Dataset excerpts:
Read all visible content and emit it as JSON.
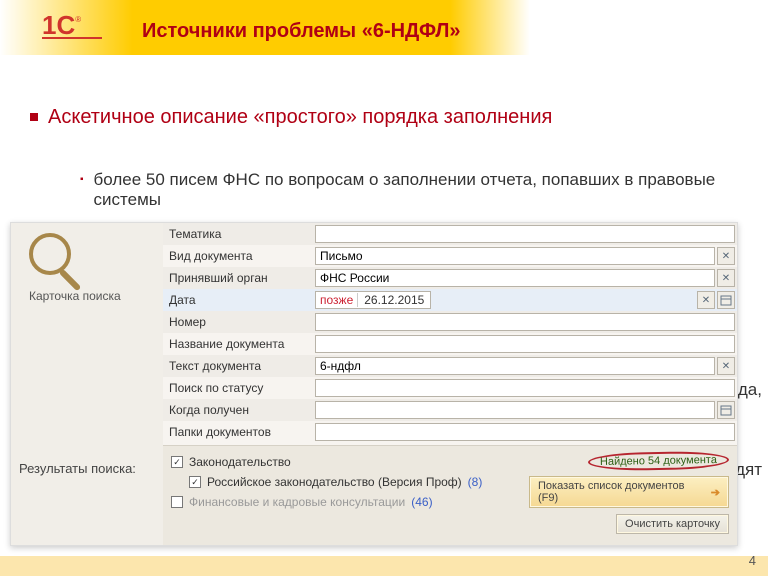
{
  "slide": {
    "title": "Источники проблемы «6-НДФЛ»",
    "bullet1": "Аскетичное описание «простого» порядка заполнения",
    "bullet2": "более 50 писем ФНС по вопросам о заполнении отчета, попавших в правовые системы",
    "fragment1": "да,",
    "fragment2": "одят",
    "page": "4"
  },
  "card": {
    "title": "Карточка поиска",
    "results_title": "Результаты поиска:"
  },
  "fields": [
    {
      "label": "Тематика",
      "value": "",
      "kind": "text"
    },
    {
      "label": "Вид документа",
      "value": "Письмо",
      "kind": "text"
    },
    {
      "label": "Принявший орган",
      "value": "ФНС России",
      "kind": "text"
    },
    {
      "label": "Дата",
      "kind": "date",
      "prefix": "позже",
      "value": "26.12.2015"
    },
    {
      "label": "Номер",
      "value": "",
      "kind": "text"
    },
    {
      "label": "Название документа",
      "value": "",
      "kind": "text"
    },
    {
      "label": "Текст документа",
      "value": "6-ндфл",
      "kind": "text"
    },
    {
      "label": "Поиск по статусу",
      "value": "",
      "kind": "text"
    },
    {
      "label": "Когда получен",
      "value": "",
      "kind": "text",
      "calendar": true
    },
    {
      "label": "Папки документов",
      "value": "",
      "kind": "text"
    }
  ],
  "results": {
    "found_label": "Найдено 54 документа",
    "show_button": "Показать список документов (F9)",
    "clear_button": "Очистить карточку"
  },
  "checks": [
    {
      "label": "Законодательство",
      "count": "",
      "checked": true,
      "indent": 0
    },
    {
      "label": "Российское законодательство (Версия Проф)",
      "count": "(8)",
      "checked": true,
      "indent": 1
    },
    {
      "label": "Финансовые и кадровые консультации",
      "count": "(46)",
      "checked": false,
      "indent": 0,
      "disabled": true
    }
  ],
  "icons": {
    "clear": "✕",
    "calendar": "📅"
  }
}
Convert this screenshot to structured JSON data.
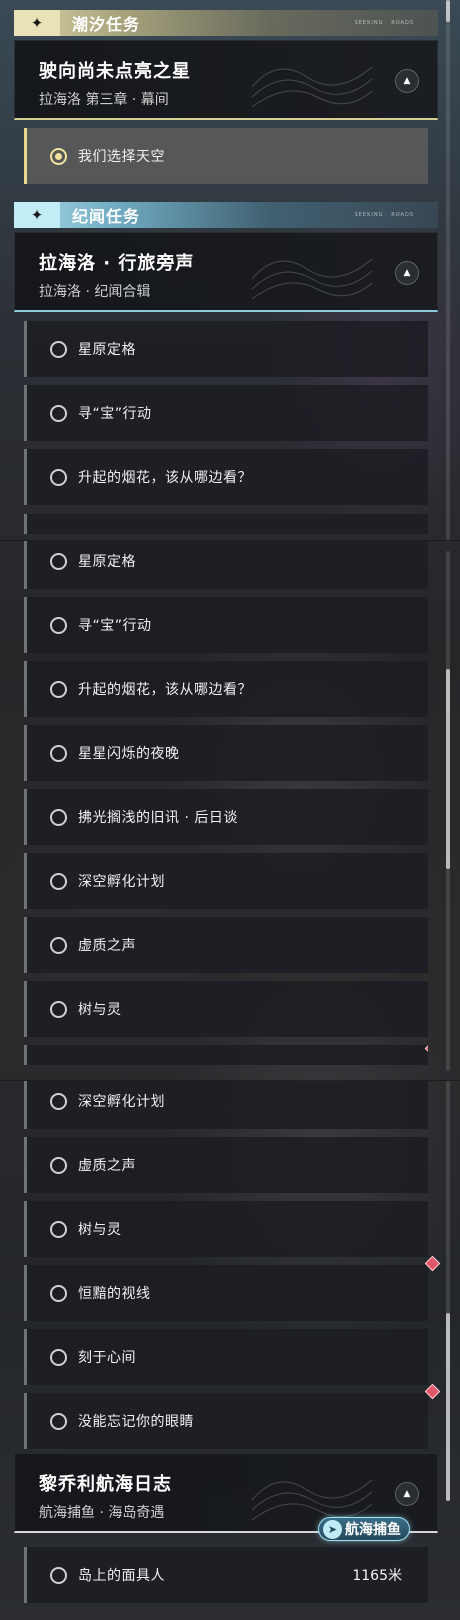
{
  "sections": {
    "tide_title": "潮汐任务",
    "lore_title": "纪闻任务",
    "tiny_text": "SEEKING · ROADS"
  },
  "groups": {
    "star": {
      "title": "驶向尚未点亮之星",
      "subtitle": "拉海洛 第三章 · 幕间"
    },
    "voices": {
      "title": "拉海洛 · 行旅旁声",
      "subtitle": "拉海洛 · 纪闻合辑"
    },
    "voyage": {
      "title": "黎乔利航海日志",
      "subtitle": "航海捕鱼 · 海岛奇遇"
    }
  },
  "tasks": {
    "choose_sky": "我们选择天空",
    "star_field": "星原定格",
    "treasure": "寻“宝”行动",
    "fireworks": "升起的烟花，该从哪边看？",
    "starry_night": "星星闪烁的夜晚",
    "old_news": "拂光搁浅的旧讯 · 后日谈",
    "deep_space": "深空孵化计划",
    "void_voice": "虚质之声",
    "tree_spirit": "树与灵",
    "gaze": "恒黯的视线",
    "engraved": "刻于心间",
    "eyes": "没能忘记你的眼睛",
    "island_mask": "岛上的面具人"
  },
  "badge": {
    "label": "航海捕鱼",
    "distance": "1165米"
  },
  "icons": {
    "star": "four-point-star-icon",
    "collapse": "chevron-up-icon",
    "radio": "radio-icon",
    "alert": "red-diamond-icon",
    "fish": "fish-icon"
  },
  "colors": {
    "tide_accent": "#d8cf95",
    "lore_accent": "#8fc9dc",
    "alert": "#e0566a"
  }
}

**WRITTEN PROBLEM**: Repeat the data exactly, dropping every picture it holds.

**TASK RESPONSE**:
Read all visible content and emit it as JSON.
{
  "slide": {
    "title": "Источники проблемы «6-НДФЛ»",
    "bullet1": "Аскетичное описание «простого» порядка заполнения",
    "bullet2": "более 50 писем ФНС по вопросам о заполнении отчета, попавших в правовые системы",
    "fragment1": "да,",
    "fragment2": "одят",
    "page": "4"
  },
  "card": {
    "title": "Карточка поиска",
    "results_title": "Результаты поиска:"
  },
  "fields": [
    {
      "label": "Тематика",
      "value": "",
      "kind": "text"
    },
    {
      "label": "Вид документа",
      "value": "Письмо",
      "kind": "text"
    },
    {
      "label": "Принявший орган",
      "value": "ФНС России",
      "kind": "text"
    },
    {
      "label": "Дата",
      "kind": "date",
      "prefix": "позже",
      "value": "26.12.2015"
    },
    {
      "label": "Номер",
      "value": "",
      "kind": "text"
    },
    {
      "label": "Название документа",
      "value": "",
      "kind": "text"
    },
    {
      "label": "Текст документа",
      "value": "6-ндфл",
      "kind": "text"
    },
    {
      "label": "Поиск по статусу",
      "value": "",
      "kind": "text"
    },
    {
      "label": "Когда получен",
      "value": "",
      "kind": "text",
      "calendar": true
    },
    {
      "label": "Папки документов",
      "value": "",
      "kind": "text"
    }
  ],
  "results": {
    "found_label": "Найдено 54 документа",
    "show_button": "Показать список документов (F9)",
    "clear_button": "Очистить карточку"
  },
  "checks": [
    {
      "label": "Законодательство",
      "count": "",
      "checked": true,
      "indent": 0
    },
    {
      "label": "Российское законодательство (Версия Проф)",
      "count": "(8)",
      "checked": true,
      "indent": 1
    },
    {
      "label": "Финансовые и кадровые консультации",
      "count": "(46)",
      "checked": false,
      "indent": 0,
      "disabled": true
    }
  ],
  "icons": {
    "clear": "✕",
    "calendar": "📅"
  }
}
Convert this screenshot to structured JSON data.
{
  "sections": {
    "tide_title": "潮汐任务",
    "lore_title": "纪闻任务",
    "tiny_text": "SEEKING · ROADS"
  },
  "groups": {
    "star": {
      "title": "驶向尚未点亮之星",
      "subtitle": "拉海洛 第三章 · 幕间"
    },
    "voices": {
      "title": "拉海洛 · 行旅旁声",
      "subtitle": "拉海洛 · 纪闻合辑"
    },
    "voyage": {
      "title": "黎乔利航海日志",
      "subtitle": "航海捕鱼 · 海岛奇遇"
    }
  },
  "tasks": {
    "choose_sky": "我们选择天空",
    "star_field": "星原定格",
    "treasure": "寻“宝”行动",
    "fireworks": "升起的烟花，该从哪边看？",
    "starry_night": "星星闪烁的夜晚",
    "old_news": "拂光搁浅的旧讯 · 后日谈",
    "deep_space": "深空孵化计划",
    "void_voice": "虚质之声",
    "tree_spirit": "树与灵",
    "gaze": "恒黯的视线",
    "engraved": "刻于心间",
    "eyes": "没能忘记你的眼睛",
    "island_mask": "岛上的面具人"
  },
  "badge": {
    "label": "航海捕鱼",
    "distance": "1165米"
  },
  "icons": {
    "star": "four-point-star-icon",
    "collapse": "chevron-up-icon",
    "radio": "radio-icon",
    "alert": "red-diamond-icon",
    "fish": "fish-icon"
  },
  "colors": {
    "tide_accent": "#d8cf95",
    "lore_accent": "#8fc9dc",
    "alert": "#e0566a"
  }
}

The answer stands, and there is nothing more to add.